▶ EXERCISE DESCRIPTION
Present everything from the start of the listing down to the line containing "The holes 131b is at (262, 187).", both included, as a Markdown table with two columns, Row and Listing line. Number each row, skip blank lines, and include no other lines.

* * *

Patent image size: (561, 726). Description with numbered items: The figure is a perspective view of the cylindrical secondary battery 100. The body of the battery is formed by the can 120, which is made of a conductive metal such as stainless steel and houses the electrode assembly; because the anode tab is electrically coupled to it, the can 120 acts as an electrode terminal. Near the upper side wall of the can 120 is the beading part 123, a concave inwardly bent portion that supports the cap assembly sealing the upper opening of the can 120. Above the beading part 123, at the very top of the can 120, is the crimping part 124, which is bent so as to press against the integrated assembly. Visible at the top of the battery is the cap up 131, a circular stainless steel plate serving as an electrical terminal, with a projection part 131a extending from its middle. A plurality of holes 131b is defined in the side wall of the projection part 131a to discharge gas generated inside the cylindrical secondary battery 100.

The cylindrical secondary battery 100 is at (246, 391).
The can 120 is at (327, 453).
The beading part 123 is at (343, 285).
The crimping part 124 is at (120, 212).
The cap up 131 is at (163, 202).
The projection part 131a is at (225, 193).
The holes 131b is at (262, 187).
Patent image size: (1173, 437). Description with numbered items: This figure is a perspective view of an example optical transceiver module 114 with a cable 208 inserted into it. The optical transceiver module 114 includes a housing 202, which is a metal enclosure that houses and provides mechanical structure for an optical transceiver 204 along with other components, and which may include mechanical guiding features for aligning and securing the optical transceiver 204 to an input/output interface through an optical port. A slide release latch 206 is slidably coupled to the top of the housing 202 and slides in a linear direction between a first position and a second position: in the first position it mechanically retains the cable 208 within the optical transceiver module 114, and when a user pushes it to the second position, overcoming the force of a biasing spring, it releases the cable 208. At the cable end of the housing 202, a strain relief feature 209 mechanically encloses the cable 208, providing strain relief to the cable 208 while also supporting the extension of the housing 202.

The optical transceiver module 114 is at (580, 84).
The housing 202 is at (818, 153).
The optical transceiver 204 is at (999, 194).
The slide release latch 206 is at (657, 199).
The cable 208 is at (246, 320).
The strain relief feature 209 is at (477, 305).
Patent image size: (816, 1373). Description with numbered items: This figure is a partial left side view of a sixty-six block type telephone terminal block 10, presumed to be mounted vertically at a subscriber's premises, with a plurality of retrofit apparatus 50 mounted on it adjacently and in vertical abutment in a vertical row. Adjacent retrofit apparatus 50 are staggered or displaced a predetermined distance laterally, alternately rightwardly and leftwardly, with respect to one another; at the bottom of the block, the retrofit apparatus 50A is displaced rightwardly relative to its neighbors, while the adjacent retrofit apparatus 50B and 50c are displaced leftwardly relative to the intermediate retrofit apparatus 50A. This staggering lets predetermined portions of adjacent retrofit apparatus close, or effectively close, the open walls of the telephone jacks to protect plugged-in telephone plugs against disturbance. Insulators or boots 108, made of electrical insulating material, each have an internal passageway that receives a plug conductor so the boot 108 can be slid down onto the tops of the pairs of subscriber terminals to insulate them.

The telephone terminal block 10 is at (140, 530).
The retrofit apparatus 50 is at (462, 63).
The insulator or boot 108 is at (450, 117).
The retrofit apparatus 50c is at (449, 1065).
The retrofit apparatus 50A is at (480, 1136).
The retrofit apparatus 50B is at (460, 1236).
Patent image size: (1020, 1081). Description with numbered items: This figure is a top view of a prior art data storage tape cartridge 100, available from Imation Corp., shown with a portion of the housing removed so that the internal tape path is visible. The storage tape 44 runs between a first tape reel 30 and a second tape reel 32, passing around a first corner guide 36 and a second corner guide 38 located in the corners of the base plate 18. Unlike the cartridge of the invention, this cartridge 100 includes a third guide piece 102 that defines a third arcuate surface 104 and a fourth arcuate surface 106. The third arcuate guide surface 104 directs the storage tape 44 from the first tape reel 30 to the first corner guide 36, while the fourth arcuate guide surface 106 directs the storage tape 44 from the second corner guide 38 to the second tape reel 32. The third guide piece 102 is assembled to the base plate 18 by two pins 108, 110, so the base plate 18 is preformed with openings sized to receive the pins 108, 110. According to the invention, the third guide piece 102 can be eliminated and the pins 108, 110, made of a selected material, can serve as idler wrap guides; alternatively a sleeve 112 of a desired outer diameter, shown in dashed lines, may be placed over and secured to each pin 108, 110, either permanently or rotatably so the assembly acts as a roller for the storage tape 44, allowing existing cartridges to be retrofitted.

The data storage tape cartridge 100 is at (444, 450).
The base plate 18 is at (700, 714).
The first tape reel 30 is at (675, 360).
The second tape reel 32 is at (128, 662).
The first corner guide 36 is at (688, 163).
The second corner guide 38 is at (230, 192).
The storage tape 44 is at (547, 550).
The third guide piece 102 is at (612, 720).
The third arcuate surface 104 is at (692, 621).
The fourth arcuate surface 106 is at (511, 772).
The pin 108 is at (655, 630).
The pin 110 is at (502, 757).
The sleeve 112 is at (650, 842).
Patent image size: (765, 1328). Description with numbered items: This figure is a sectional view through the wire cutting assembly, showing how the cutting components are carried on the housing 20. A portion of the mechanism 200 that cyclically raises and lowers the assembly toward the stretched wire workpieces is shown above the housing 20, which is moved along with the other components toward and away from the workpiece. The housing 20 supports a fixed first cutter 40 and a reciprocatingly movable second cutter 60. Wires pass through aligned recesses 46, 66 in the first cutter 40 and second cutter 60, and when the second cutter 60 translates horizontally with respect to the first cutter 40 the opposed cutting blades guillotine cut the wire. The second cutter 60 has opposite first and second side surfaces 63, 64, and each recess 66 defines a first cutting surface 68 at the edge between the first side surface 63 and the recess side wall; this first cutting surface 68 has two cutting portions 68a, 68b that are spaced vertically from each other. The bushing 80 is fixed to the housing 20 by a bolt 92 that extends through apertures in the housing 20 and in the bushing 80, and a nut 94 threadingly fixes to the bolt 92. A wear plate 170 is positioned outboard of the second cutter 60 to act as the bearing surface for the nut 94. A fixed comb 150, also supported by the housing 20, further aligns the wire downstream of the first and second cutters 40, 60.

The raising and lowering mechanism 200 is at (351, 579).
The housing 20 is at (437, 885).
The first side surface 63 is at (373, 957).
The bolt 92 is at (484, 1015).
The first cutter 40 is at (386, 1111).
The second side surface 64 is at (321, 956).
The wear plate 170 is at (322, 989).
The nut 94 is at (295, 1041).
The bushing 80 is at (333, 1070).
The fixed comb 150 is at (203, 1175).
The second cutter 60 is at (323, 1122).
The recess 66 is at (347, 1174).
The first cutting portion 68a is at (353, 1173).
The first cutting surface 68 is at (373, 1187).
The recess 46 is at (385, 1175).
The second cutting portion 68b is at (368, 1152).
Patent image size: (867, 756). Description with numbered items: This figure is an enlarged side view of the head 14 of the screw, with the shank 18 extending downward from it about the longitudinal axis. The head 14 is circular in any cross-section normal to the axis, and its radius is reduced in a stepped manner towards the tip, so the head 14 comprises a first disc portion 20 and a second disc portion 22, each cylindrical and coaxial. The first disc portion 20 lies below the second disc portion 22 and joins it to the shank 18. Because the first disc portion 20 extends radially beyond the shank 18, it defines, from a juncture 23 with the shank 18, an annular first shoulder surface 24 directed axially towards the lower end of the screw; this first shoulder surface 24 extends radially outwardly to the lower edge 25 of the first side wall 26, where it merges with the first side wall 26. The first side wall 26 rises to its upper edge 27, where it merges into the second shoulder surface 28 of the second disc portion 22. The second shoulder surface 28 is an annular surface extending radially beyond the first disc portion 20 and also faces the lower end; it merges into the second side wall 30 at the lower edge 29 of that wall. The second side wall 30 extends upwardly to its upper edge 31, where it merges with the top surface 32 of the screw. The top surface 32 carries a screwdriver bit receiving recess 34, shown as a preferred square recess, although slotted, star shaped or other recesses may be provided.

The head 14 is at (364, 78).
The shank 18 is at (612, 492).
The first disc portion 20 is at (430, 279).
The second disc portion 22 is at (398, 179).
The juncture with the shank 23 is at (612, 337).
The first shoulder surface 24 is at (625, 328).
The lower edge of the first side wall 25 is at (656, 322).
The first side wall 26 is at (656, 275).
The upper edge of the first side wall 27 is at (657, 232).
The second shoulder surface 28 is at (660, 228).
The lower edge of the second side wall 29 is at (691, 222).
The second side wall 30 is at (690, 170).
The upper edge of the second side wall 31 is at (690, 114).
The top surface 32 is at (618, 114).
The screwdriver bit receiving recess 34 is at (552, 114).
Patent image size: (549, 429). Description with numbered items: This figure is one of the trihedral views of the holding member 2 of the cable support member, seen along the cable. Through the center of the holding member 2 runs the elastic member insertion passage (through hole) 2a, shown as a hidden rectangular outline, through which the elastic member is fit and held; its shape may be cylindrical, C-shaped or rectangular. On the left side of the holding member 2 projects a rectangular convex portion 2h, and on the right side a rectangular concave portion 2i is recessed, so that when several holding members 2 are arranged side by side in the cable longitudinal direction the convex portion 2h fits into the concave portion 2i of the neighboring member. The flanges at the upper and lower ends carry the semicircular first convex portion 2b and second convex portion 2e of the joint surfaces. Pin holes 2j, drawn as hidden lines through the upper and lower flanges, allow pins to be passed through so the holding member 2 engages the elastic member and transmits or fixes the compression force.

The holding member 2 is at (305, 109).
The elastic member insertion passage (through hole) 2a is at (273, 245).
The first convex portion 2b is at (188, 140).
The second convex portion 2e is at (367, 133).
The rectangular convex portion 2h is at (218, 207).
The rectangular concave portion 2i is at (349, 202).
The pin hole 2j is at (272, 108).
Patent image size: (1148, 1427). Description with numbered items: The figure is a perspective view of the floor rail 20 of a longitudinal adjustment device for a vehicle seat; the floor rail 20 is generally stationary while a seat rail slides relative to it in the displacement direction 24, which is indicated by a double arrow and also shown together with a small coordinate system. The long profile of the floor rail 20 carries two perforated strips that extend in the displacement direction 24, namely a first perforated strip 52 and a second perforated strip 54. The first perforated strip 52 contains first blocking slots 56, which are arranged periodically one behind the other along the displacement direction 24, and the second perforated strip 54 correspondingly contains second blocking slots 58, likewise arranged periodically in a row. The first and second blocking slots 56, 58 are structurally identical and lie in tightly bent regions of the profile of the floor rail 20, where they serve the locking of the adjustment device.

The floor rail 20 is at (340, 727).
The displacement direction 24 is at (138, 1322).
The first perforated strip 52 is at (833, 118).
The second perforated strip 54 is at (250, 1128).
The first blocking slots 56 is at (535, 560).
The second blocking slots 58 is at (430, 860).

* * *

▶ THE REPLY
| Row | Listing line |
|---|---|
| 1 | Patent image size: (561, 726). Description with numbered items: The figure is a perspective view of the cylindrical secondary battery 100. The body of the battery is formed by the can 120, which is made of a conductive metal such as stainless steel and houses the electrode assembly; because the anode tab is electrically coupled to it, the can 120 acts as an electrode terminal. Near the upper side wall of the can 120 is the beading part 123, a concave inwardly bent portion that supports the cap assembly sealing the upper opening of the can 120. Above the beading part 123, at the very top of the can 120, is the crimping part 124, which is bent so as to press against the integrated assembly. Visible at the top of the battery is the cap up 131, a circular stainless steel plate serving as an electrical terminal, with a projection part 131a extending from its middle. A plurality of holes 131b is defined in the side wall of the projection part 131a to discharge gas generated inside the cylindrical secondary battery 100. |
| 2 | The cylindrical secondary battery 100 is at (246, 391). |
| 3 | The can 120 is at (327, 453). |
| 4 | The beading part 123 is at (343, 285). |
| 5 | The crimping part 124 is at (120, 212). |
| 6 | The cap up 131 is at (163, 202). |
| 7 | The projection part 131a is at (225, 193). |
| 8 | The holes 131b is at (262, 187). |